Build AI agents that can use tools and reason through problems.

Prerequisites


Regular LLMs can only generate text. Agentic AI can:

  • Use tools (functions you define)
  • Reason about which tools to use
  • Iterate until the task is complete
User: "What's the weather in Tokyo?"
Regular LLM: Agentic LLM:
"I don't have 1. I need weather data
real-time 2. Call get_weather("Tokyo")
data..." 3. Return: "It's 22°C and sunny"

Define functions the LLM can use:

import from byllm.lib { Model }
glob llm = Model(model_name="gpt-4o-mini");
# Define a tool
def get_current_time() -> str {
import datetime;
return datetime.datetime.now().strftime("%Y-%m-%d %H:%M:%S");
}
# LLM function that can use the tool
def answer(question: str) -> str by llm(
tools=[get_current_time]
);
with entry {
response = answer("What time is it right now?");
print(response);
}

Output:

The current time is 2024-01-21 14:30:45.

The LLM automatically:

  1. Recognized it needed the current time
  2. Called get_current_time()
  3. Used the result to form its answer

import from byllm.lib { Model }
glob llm = Model(model_name="gpt-4o-mini");
def add(a: int, b: int) -> int {
return a + b;
}
def multiply(a: int, b: int) -> int {
return a * b;
}
def get_pi() -> float {
return 3.14159;
}
def solve_math(problem: str) -> str by llm(
tools=[add, multiply, get_pi]
);
with entry {
print(solve_math("What is 5 + 3?"));
print(solve_math("Calculate 7 times 8"));
print(solve_math("What is pi times 2?"));
}

Tools can have parameters that the LLM fills in:

import from byllm.lib { Model }
glob llm = Model(model_name="gpt-4o-mini");
"""Search the database for matching records."""
def search_database(query: str, limit: int = 10) -> list[str] {
# Simulated database search
return [f"Result {i} for '{query}'" for i in range(min(limit, 3))];
}
"""Get information about a specific user."""

- **ACTION ITEM**
Reproduce the full tutorial excerpt on building tool-using AI agents, word for word and line for line.

- **SUPPLIED DATA**
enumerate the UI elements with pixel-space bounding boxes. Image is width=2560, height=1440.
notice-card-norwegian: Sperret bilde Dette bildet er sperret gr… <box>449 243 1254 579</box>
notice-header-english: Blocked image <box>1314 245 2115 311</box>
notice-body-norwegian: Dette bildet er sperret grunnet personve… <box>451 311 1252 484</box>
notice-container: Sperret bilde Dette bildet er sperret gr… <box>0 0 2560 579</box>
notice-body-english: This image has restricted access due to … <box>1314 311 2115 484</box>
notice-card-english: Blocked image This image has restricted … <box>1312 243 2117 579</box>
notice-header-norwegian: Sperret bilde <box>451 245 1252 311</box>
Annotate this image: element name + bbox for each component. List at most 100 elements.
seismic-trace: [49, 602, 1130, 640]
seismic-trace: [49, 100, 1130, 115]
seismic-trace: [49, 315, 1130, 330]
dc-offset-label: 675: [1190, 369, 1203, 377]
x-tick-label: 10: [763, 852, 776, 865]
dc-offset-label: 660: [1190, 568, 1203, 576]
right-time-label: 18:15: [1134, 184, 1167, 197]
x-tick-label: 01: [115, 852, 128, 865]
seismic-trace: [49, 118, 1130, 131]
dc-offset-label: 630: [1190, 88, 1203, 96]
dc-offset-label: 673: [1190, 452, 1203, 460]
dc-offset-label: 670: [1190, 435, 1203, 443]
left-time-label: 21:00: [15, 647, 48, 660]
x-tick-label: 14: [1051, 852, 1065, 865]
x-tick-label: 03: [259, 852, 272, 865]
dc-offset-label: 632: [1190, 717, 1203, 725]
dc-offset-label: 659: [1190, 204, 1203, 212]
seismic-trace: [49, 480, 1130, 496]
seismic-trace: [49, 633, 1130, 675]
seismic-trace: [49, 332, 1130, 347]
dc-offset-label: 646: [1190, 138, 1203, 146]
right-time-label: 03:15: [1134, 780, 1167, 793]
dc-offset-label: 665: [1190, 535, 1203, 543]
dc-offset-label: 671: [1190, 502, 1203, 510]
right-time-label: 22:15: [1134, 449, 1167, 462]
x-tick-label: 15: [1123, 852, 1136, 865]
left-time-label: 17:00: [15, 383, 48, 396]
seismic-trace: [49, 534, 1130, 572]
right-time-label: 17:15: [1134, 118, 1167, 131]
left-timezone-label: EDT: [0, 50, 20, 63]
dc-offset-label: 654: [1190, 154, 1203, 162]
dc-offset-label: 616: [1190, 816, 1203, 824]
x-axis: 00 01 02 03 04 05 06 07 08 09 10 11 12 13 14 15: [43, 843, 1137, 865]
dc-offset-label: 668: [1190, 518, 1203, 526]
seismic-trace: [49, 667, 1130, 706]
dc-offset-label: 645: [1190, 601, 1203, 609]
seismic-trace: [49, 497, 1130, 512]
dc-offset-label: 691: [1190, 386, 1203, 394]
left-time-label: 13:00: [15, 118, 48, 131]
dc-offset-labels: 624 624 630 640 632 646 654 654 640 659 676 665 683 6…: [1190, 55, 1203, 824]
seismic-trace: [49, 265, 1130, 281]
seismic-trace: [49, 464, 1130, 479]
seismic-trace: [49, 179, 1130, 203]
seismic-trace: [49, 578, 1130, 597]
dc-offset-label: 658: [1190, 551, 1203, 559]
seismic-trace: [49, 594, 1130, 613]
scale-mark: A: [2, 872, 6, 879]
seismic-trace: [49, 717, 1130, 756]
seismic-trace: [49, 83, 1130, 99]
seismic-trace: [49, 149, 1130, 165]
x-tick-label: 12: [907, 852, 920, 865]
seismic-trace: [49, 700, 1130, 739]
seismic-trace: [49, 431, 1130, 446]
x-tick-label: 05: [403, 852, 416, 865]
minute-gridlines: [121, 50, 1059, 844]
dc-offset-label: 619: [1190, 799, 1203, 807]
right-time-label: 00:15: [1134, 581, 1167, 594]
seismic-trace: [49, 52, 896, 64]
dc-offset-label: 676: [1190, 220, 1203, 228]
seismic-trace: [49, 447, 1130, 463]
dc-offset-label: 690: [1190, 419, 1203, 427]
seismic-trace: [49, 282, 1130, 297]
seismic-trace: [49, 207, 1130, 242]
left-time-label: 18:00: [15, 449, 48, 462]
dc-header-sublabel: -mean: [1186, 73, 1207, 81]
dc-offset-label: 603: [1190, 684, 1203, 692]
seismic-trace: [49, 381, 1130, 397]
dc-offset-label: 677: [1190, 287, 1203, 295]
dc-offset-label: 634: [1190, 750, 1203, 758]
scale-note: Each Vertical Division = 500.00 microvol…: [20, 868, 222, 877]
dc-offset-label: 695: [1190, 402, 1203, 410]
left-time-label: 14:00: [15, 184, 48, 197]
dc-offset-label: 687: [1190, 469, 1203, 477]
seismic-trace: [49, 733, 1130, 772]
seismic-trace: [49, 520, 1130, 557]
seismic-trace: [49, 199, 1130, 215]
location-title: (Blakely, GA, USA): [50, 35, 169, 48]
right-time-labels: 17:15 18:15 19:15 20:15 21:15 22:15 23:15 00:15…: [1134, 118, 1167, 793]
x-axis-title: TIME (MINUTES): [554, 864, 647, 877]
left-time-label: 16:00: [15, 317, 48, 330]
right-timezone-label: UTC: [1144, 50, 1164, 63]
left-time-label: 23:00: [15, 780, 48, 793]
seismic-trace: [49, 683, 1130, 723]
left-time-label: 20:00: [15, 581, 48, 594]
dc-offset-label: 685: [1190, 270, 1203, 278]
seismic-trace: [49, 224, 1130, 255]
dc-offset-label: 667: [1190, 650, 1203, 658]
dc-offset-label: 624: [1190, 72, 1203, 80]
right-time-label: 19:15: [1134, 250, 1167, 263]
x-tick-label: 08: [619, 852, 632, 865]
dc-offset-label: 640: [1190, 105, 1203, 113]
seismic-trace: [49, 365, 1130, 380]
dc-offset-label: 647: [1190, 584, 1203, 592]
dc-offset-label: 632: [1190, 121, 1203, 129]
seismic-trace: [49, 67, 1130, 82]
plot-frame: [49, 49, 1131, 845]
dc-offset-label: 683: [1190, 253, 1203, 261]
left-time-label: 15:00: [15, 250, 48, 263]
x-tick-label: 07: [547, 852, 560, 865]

- **TASK ANSWER**
Build AI agents that can use tools and reason through problems.

Prerequisites


Regular LLMs can only generate text. Agentic AI can:

  • Use tools (functions you define)
  • Reason about which tools to use
  • Iterate until the task is complete
User: "What's the weather in Tokyo?"
Regular LLM: Agentic LLM:
"I don't have 1. I need weather data
real-time 2. Call get_weather("Tokyo")
data..." 3. Return: "It's 22°C and sunny"

Define functions the LLM can use:

import from byllm.lib { Model }
glob llm = Model(model_name="gpt-4o-mini");
# Define a tool
def get_current_time() -> str {
import datetime;
return datetime.datetime.now().strftime("%Y-%m-%d %H:%M:%S");
}
# LLM function that can use the tool
def answer(question: str) -> str by llm(
tools=[get_current_time]
);
with entry {
response = answer("What time is it right now?");
print(response);
}

Output:

The current time is 2024-01-21 14:30:45.

The LLM automatically:

  1. Recognized it needed the current time
  2. Called get_current_time()
  3. Used the result to form its answer

import from byllm.lib { Model }
glob llm = Model(model_name="gpt-4o-mini");
def add(a: int, b: int) -> int {
return a + b;
}
def multiply(a: int, b: int) -> int {
return a * b;
}
def get_pi() -> float {
return 3.14159;
}
def solve_math(problem: str) -> str by llm(
tools=[add, multiply, get_pi]
);
with entry {
print(solve_math("What is 5 + 3?"));
print(solve_math("Calculate 7 times 8"));
print(solve_math("What is pi times 2?"));
}

Tools can have parameters that the LLM fills in:

import from byllm.lib { Model }
glob llm = Model(model_name="gpt-4o-mini");
"""Search the database for matching records."""
def search_database(query: str, limit: int = 10) -> list[str] {
# Simulated database search
return [f"Result {i} for '{query}'" for i in range(min(limit, 3))];
}
"""Get information about a specific user."""